◆ **THE REQUEST**:
Make an exact copy of the records, dropping all pictures.

---+---

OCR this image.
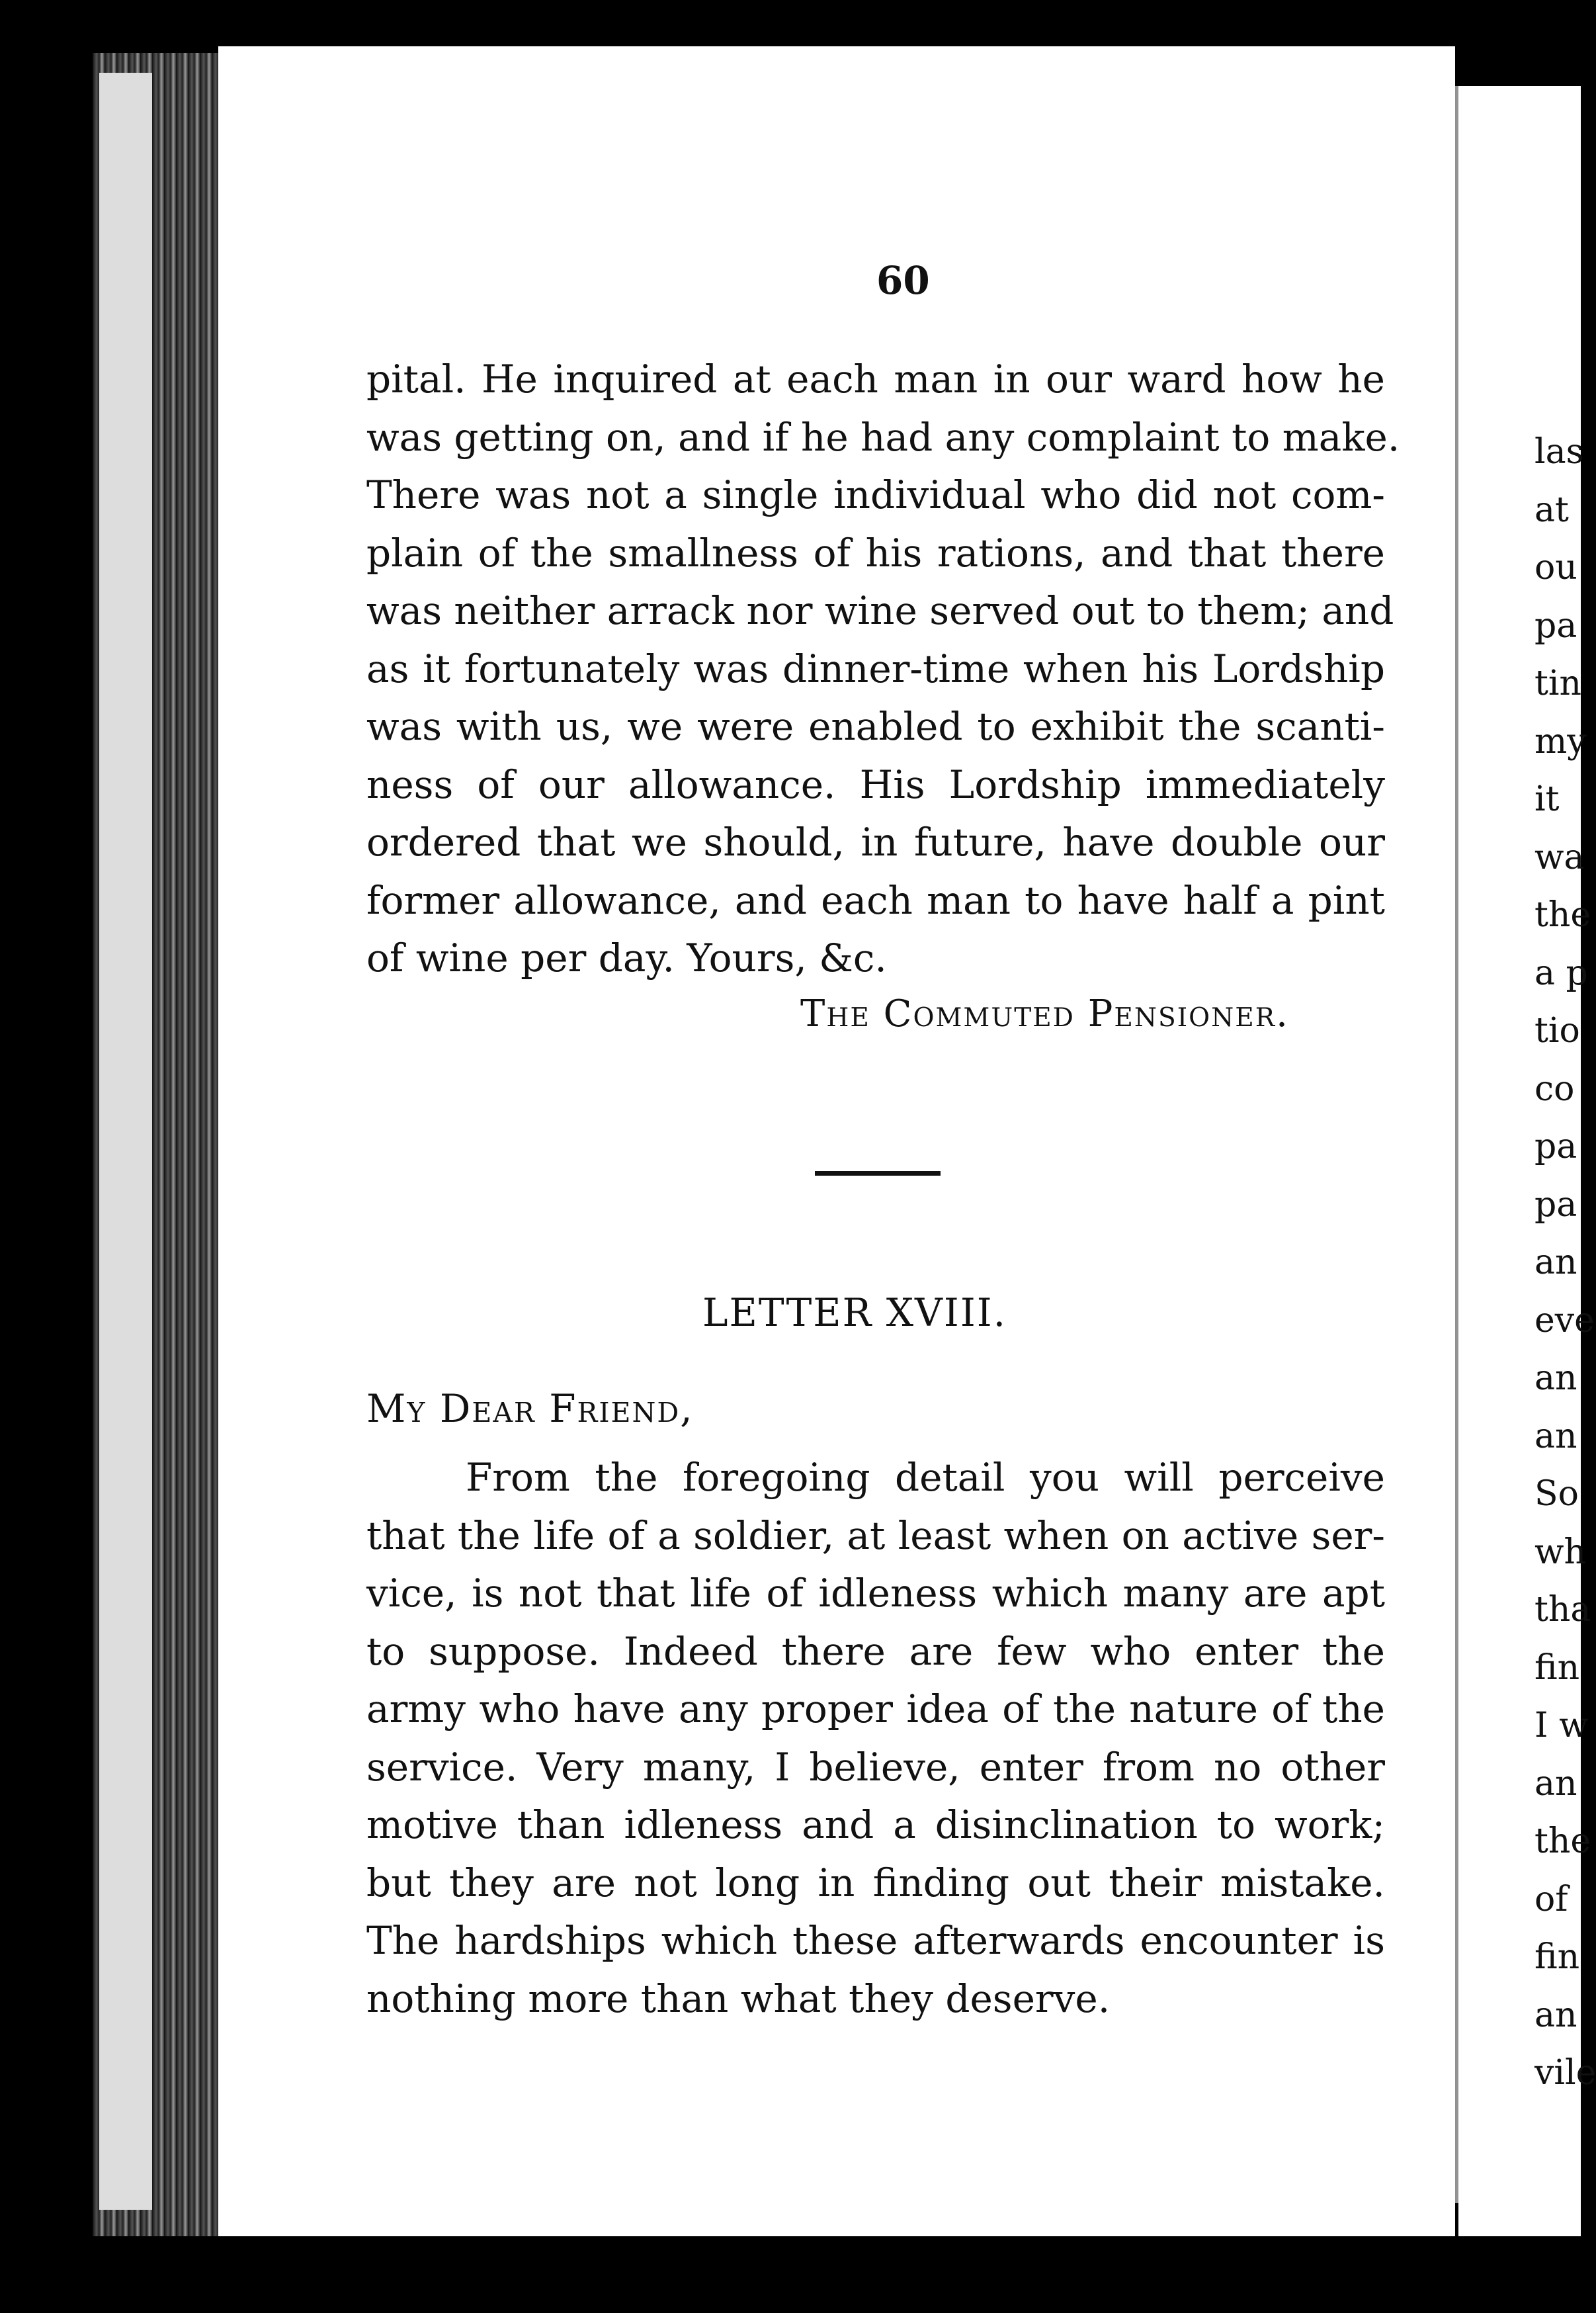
las
at
ou
pa
tin
my
it
wa
the
a p
tio
co
pa
pa
an
eve
an
an
So
wh
tha
fin
I w
an
the
of
fin
an
vile
60
pital. He inquired at each man in our ward how he
was getting on, and if he had any complaint to make.
There was not a single individual who did not com-
plain of the smallness of his rations, and that there
was neither arrack nor wine served out to them; and
as it fortunately was dinner-time when his Lordship
was with us, we were enabled to exhibit the scanti-
ness of our allowance. His Lordship immediately
ordered that we should, in future, have double our
former allowance, and each man to have half a pint
of wine per day. Yours, &c.
The Commuted Pensioner.
LETTER XVIII.
My Dear Friend,
From the foregoing detail you will perceive
that the life of a soldier, at least when on active ser-
vice, is not that life of idleness which many are apt
to suppose. Indeed there are few who enter the
army who have any proper idea of the nature of the
service. Very many, I believe, enter from no other
motive than idleness and a disinclination to work;
but they are not long in finding out their mistake.
The hardships which these afterwards encounter is
nothing more than what they deserve.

---+---

◆ **SOLVED PROBLEM**:
OCR this image.
las
at
ou
pa
tin
my
it
wa
the
a p
tio
co
pa
pa
an
eve
an
an
So
wh
tha
fin
I w
an
the
of
fin
an
vile
60
pital. He inquired at each man in our ward how he
was getting on, and if he had any complaint to make.
There was not a single individual who did not com-
plain of the smallness of his rations, and that there
was neither arrack nor wine served out to them; and
as it fortunately was dinner-time when his Lordship
was with us, we were enabled to exhibit the scanti-
ness of our allowance. His Lordship immediately
ordered that we should, in future, have double our
former allowance, and each man to have half a pint
of wine per day. Yours, &c.
The Commuted Pensioner.
LETTER XVIII.
My Dear Friend,
From the foregoing detail you will perceive
that the life of a soldier, at least when on active ser-
vice, is not that life of idleness which many are apt
to suppose. Indeed there are few who enter the
army who have any proper idea of the nature of the
service. Very many, I believe, enter from no other
motive than idleness and a disinclination to work;
but they are not long in finding out their mistake.
The hardships which these afterwards encounter is
nothing more than what they deserve.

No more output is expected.